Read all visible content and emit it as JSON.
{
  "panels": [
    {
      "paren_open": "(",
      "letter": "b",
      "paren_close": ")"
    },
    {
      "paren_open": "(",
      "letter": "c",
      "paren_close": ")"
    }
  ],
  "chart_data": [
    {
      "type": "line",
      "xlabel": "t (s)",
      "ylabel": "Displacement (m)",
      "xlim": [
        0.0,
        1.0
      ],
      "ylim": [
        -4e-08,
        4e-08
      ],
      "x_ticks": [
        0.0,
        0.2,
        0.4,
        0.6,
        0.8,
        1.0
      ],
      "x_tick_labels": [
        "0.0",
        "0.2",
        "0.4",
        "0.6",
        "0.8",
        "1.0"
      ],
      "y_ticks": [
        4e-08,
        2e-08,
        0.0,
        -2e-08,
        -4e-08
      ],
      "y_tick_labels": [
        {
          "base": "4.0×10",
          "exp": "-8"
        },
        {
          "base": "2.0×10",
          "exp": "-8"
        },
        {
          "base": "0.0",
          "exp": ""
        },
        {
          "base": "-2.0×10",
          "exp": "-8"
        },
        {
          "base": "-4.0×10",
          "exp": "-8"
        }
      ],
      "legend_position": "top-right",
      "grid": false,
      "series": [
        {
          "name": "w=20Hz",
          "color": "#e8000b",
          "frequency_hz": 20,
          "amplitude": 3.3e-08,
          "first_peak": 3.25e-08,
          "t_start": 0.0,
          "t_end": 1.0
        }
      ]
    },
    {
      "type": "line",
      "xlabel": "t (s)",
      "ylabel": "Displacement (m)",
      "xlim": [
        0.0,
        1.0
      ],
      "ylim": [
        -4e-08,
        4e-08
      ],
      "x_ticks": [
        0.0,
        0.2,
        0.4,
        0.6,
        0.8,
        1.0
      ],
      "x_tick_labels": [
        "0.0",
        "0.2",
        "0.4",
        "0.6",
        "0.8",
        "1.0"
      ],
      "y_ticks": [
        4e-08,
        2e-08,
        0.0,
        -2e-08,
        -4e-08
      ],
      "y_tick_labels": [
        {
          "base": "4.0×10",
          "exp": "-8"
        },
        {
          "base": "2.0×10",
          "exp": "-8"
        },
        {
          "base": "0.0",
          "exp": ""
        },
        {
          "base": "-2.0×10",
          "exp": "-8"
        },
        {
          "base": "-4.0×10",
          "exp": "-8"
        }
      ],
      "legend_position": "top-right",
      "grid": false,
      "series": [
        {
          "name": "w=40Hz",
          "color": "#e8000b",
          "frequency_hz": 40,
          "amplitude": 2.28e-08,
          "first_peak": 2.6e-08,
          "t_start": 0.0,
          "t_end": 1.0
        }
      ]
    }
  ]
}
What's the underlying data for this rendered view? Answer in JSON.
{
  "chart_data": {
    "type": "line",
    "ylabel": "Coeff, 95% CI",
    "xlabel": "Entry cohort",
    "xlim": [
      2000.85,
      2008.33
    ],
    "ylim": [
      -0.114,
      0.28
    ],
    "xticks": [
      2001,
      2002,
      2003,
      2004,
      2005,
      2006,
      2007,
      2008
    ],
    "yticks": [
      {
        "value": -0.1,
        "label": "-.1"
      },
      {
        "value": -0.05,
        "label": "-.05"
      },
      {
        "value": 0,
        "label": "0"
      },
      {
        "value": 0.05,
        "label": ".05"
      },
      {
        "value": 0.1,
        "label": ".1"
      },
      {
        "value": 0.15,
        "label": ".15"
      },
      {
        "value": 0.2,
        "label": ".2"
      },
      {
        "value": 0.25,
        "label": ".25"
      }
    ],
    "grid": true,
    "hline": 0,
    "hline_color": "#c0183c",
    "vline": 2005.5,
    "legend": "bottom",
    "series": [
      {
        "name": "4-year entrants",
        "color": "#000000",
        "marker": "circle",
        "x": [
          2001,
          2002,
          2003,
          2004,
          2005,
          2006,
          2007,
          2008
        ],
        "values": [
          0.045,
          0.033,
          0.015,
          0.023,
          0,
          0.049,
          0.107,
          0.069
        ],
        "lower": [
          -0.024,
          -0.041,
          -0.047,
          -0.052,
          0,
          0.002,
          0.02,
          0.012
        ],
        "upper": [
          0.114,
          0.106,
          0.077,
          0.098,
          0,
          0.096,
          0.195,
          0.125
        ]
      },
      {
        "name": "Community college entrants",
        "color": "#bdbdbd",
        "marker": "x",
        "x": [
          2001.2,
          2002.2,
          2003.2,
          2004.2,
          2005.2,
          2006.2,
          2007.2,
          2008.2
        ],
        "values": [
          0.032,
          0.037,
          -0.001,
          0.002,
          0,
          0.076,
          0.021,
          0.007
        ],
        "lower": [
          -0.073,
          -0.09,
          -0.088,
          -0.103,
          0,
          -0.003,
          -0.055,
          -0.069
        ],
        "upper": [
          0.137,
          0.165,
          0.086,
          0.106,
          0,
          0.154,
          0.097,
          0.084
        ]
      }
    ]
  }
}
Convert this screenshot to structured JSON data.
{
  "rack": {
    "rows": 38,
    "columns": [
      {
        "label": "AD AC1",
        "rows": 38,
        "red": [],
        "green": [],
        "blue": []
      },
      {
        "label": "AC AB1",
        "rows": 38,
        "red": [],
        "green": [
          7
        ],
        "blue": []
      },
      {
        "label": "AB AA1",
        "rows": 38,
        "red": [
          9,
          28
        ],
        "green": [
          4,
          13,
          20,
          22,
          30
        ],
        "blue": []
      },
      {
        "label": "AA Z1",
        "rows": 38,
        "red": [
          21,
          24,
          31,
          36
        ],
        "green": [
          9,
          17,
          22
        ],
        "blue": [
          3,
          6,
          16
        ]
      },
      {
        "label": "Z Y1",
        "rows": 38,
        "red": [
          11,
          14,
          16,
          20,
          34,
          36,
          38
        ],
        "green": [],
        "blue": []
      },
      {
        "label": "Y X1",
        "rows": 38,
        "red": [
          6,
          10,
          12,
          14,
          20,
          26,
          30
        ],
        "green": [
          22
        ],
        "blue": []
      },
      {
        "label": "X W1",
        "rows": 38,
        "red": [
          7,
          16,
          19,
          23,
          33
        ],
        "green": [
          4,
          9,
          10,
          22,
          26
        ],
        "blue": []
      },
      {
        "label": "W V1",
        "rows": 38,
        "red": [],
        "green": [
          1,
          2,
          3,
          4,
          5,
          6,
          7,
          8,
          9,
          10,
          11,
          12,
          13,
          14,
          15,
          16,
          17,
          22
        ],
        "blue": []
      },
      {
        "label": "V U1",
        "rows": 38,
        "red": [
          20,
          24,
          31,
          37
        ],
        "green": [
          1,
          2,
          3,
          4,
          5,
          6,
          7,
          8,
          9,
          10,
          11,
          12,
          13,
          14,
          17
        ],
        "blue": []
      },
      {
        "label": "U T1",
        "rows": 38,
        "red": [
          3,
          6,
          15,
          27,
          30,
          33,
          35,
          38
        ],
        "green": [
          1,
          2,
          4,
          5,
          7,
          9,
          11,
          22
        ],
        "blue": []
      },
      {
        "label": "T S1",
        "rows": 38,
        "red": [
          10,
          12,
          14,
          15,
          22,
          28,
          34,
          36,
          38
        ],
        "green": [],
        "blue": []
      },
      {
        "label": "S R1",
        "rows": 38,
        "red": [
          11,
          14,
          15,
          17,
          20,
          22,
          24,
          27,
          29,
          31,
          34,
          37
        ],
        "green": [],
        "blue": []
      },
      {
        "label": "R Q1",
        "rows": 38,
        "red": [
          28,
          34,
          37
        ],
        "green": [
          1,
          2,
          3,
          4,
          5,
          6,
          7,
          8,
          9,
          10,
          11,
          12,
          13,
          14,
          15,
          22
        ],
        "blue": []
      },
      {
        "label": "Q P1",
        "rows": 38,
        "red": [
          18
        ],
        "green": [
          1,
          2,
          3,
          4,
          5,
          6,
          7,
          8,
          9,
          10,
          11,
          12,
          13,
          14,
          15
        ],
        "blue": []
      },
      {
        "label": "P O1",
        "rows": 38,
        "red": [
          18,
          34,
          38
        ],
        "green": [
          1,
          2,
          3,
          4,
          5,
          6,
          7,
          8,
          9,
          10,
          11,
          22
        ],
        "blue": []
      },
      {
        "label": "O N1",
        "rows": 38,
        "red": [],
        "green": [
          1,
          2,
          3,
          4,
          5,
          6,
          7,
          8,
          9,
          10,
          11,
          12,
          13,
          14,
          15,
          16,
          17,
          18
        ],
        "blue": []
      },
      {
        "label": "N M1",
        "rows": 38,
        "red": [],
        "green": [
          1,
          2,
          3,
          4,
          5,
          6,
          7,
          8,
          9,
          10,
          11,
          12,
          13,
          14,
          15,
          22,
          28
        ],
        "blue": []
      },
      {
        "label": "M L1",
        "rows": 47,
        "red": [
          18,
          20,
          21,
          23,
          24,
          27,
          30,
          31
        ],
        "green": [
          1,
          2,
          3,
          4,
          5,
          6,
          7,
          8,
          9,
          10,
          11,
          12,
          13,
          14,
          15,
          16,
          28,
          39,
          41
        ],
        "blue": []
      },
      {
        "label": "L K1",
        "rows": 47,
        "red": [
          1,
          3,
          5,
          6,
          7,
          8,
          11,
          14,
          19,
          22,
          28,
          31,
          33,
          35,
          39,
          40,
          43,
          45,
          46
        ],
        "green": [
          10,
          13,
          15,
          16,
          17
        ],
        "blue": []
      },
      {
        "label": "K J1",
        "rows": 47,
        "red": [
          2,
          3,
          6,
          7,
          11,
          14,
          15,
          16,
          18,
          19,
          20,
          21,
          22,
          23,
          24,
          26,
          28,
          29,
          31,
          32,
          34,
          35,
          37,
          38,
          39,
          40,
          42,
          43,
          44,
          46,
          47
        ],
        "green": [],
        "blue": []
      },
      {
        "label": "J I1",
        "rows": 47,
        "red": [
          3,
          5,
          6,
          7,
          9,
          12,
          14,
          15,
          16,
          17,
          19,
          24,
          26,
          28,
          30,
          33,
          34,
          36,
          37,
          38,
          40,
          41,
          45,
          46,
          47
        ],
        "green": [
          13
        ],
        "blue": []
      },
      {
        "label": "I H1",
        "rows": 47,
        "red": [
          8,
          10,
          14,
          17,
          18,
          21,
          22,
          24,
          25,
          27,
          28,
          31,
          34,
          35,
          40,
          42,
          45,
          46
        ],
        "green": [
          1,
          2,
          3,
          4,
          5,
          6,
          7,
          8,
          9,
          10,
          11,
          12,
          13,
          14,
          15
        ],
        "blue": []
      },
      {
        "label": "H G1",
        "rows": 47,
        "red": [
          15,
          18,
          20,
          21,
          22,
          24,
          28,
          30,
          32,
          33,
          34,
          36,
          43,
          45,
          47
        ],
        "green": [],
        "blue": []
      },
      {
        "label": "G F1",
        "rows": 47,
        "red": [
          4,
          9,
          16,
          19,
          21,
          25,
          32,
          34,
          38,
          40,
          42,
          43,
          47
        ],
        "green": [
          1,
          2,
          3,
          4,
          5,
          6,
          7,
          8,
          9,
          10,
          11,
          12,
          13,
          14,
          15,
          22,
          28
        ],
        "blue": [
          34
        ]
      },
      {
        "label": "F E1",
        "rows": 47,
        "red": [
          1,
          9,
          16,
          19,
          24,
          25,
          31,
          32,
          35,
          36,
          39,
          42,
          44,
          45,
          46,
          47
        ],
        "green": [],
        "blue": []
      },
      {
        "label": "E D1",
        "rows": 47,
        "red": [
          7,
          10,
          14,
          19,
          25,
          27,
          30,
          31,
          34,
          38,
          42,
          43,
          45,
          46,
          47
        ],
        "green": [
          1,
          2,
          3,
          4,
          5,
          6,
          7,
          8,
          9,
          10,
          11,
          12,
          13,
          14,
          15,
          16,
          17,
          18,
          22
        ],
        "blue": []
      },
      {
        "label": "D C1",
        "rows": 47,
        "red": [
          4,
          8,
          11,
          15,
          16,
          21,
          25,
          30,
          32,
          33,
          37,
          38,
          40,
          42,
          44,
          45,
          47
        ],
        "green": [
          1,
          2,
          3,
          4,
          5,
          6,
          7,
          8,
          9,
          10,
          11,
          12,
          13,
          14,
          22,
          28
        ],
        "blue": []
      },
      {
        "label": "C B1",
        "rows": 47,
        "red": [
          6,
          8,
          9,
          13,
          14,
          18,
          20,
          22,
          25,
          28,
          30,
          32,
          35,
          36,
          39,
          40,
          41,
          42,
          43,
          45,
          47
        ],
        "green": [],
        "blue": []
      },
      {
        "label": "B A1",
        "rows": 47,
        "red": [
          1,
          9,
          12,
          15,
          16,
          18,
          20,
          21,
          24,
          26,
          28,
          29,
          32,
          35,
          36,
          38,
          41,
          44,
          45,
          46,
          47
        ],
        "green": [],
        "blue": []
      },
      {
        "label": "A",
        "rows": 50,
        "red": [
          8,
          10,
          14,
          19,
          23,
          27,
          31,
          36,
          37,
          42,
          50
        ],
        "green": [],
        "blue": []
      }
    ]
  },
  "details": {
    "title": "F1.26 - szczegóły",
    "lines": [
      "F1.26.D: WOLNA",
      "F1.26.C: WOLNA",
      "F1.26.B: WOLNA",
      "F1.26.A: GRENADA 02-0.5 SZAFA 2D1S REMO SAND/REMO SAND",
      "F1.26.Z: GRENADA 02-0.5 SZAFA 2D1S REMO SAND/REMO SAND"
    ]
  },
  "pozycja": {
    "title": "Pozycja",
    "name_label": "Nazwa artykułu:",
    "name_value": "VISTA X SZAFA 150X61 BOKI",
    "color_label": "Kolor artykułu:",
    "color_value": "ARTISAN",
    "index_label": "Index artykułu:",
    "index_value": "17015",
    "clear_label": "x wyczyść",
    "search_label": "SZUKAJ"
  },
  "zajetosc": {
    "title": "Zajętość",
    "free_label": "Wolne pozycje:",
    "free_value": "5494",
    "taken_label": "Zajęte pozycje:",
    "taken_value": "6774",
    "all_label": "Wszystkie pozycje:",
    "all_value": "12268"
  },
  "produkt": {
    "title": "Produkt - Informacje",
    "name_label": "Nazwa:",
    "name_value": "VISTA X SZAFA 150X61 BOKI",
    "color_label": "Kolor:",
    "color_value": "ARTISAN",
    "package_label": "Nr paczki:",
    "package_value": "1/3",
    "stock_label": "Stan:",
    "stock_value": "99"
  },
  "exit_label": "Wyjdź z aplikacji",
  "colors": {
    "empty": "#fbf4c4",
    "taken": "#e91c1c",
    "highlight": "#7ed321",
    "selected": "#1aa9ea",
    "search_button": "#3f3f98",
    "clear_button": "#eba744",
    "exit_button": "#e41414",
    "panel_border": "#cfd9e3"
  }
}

WHAT THIS TASK INVOLVES: Select all lines in the listing that include the word "title".

RESPONSE TO THIS TASK:
    "title": "F1.26 - szczegóły",
    "title": "Pozycja",
    "title": "Zajętość",
    "title": "Produkt - Informacje",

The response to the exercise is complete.